▶ _WHAT YOU WILL DO_:
Could you print all the entries exactly?

▶ _EXERCISE INPUT_:
------------------------------------

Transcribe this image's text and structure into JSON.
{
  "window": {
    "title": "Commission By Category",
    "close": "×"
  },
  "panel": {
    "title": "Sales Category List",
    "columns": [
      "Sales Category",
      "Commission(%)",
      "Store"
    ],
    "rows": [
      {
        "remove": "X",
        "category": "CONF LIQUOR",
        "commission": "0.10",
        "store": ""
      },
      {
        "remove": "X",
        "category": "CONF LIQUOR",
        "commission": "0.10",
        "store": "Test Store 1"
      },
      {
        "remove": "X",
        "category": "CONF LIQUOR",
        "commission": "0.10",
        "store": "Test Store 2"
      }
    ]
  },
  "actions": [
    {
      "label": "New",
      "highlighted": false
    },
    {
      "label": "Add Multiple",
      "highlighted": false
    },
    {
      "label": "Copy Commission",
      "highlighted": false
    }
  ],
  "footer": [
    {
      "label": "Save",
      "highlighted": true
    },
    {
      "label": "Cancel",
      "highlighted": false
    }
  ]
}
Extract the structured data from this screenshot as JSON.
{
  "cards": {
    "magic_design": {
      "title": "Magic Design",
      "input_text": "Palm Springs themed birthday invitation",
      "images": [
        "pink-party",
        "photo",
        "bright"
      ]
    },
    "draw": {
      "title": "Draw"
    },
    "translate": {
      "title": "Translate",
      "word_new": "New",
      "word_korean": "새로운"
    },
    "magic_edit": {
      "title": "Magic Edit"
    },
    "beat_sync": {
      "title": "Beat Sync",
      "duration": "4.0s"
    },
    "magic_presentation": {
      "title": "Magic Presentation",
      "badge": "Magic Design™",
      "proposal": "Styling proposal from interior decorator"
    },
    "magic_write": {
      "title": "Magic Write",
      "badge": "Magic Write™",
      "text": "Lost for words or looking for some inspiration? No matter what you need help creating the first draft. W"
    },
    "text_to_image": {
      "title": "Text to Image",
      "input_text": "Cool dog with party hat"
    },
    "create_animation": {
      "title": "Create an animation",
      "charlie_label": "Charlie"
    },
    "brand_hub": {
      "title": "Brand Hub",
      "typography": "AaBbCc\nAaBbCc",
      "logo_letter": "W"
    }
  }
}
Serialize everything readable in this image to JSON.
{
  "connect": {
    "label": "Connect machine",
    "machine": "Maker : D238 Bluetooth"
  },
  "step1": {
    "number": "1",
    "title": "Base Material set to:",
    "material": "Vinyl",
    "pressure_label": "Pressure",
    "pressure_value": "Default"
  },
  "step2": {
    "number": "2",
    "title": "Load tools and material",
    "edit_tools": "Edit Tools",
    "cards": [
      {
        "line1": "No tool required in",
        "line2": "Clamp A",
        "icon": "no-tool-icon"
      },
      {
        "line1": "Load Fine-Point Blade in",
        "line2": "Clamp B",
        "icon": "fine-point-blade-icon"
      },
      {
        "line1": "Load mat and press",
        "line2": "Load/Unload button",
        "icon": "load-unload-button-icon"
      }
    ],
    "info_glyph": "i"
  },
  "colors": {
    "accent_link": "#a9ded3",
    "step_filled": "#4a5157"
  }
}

------------------------------------

▶ _SOLUTION FOR THIS EXERCISE_:
Transcribe this image's text and structure into JSON.
{
  "window": {
    "title": "Commission By Category",
    "close": "×"
  },
  "panel": {
    "title": "Sales Category List",
    "columns": [
      "Sales Category",
      "Commission(%)",
      "Store"
    ],
    "rows": [
      {
        "remove": "X",
        "category": "CONF LIQUOR",
        "commission": "0.10",
        "store": ""
      },
      {
        "remove": "X",
        "category": "CONF LIQUOR",
        "commission": "0.10",
        "store": "Test Store 1"
      },
      {
        "remove": "X",
        "category": "CONF LIQUOR",
        "commission": "0.10",
        "store": "Test Store 2"
      }
    ]
  },
  "actions": [
    {
      "label": "New",
      "highlighted": false
    },
    {
      "label": "Add Multiple",
      "highlighted": false
    },
    {
      "label": "Copy Commission",
      "highlighted": false
    }
  ],
  "footer": [
    {
      "label": "Save",
      "highlighted": true
    },
    {
      "label": "Cancel",
      "highlighted": false
    }
  ]
}
Extract the structured data from this screenshot as JSON.
{
  "cards": {
    "magic_design": {
      "title": "Magic Design",
      "input_text": "Palm Springs themed birthday invitation",
      "images": [
        "pink-party",
        "photo",
        "bright"
      ]
    },
    "draw": {
      "title": "Draw"
    },
    "translate": {
      "title": "Translate",
      "word_new": "New",
      "word_korean": "새로운"
    },
    "magic_edit": {
      "title": "Magic Edit"
    },
    "beat_sync": {
      "title": "Beat Sync",
      "duration": "4.0s"
    },
    "magic_presentation": {
      "title": "Magic Presentation",
      "badge": "Magic Design™",
      "proposal": "Styling proposal from interior decorator"
    },
    "magic_write": {
      "title": "Magic Write",
      "badge": "Magic Write™",
      "text": "Lost for words or looking for some inspiration? No matter what you need help creating the first draft. W"
    },
    "text_to_image": {
      "title": "Text to Image",
      "input_text": "Cool dog with party hat"
    },
    "create_animation": {
      "title": "Create an animation",
      "charlie_label": "Charlie"
    },
    "brand_hub": {
      "title": "Brand Hub",
      "typography": "AaBbCc\nAaBbCc",
      "logo_letter": "W"
    }
  }
}
Serialize everything readable in this image to JSON.
{
  "connect": {
    "label": "Connect machine",
    "machine": "Maker : D238 Bluetooth"
  },
  "step1": {
    "number": "1",
    "title": "Base Material set to:",
    "material": "Vinyl",
    "pressure_label": "Pressure",
    "pressure_value": "Default"
  },
  "step2": {
    "number": "2",
    "title": "Load tools and material",
    "edit_tools": "Edit Tools",
    "cards": [
      {
        "line1": "No tool required in",
        "line2": "Clamp A",
        "icon": "no-tool-icon"
      },
      {
        "line1": "Load Fine-Point Blade in",
        "line2": "Clamp B",
        "icon": "fine-point-blade-icon"
      },
      {
        "line1": "Load mat and press",
        "line2": "Load/Unload button",
        "icon": "load-unload-button-icon"
      }
    ],
    "info_glyph": "i"
  },
  "colors": {
    "accent_link": "#a9ded3",
    "step_filled": "#4a5157"
  }
}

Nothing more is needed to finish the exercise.